* [Problem statement]: Reproduce the records below exactly as they appear, omitting any pictures they contain.

--- Begin Input records ---

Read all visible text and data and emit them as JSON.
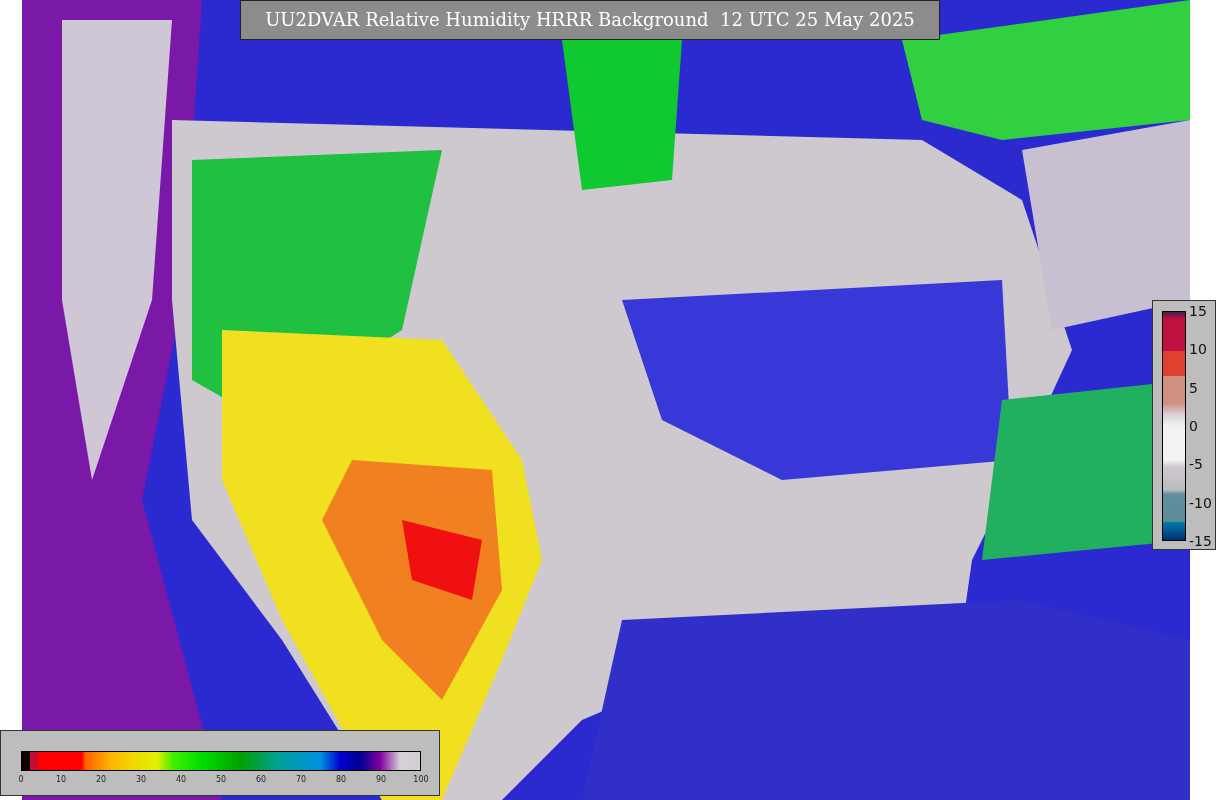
{
  "title": "UU2DVAR Relative Humidity HRRR Background  12 UTC 25 May 2025",
  "humidity_legend": {
    "ticks": [
      "0",
      "10",
      "20",
      "30",
      "40",
      "50",
      "60",
      "70",
      "80",
      "90",
      "100"
    ]
  },
  "difference_legend": {
    "ticks": [
      "15",
      "10",
      "5",
      "0",
      "-5",
      "-10",
      "-15"
    ]
  }
}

--- End Input records ---

* [Output of the exercise]:
Read all visible text and data and emit them as JSON.
{
  "title": "UU2DVAR Relative Humidity HRRR Background  12 UTC 25 May 2025",
  "humidity_legend": {
    "ticks": [
      "0",
      "10",
      "20",
      "30",
      "40",
      "50",
      "60",
      "70",
      "80",
      "90",
      "100"
    ]
  },
  "difference_legend": {
    "ticks": [
      "15",
      "10",
      "5",
      "0",
      "-5",
      "-10",
      "-15"
    ]
  }
}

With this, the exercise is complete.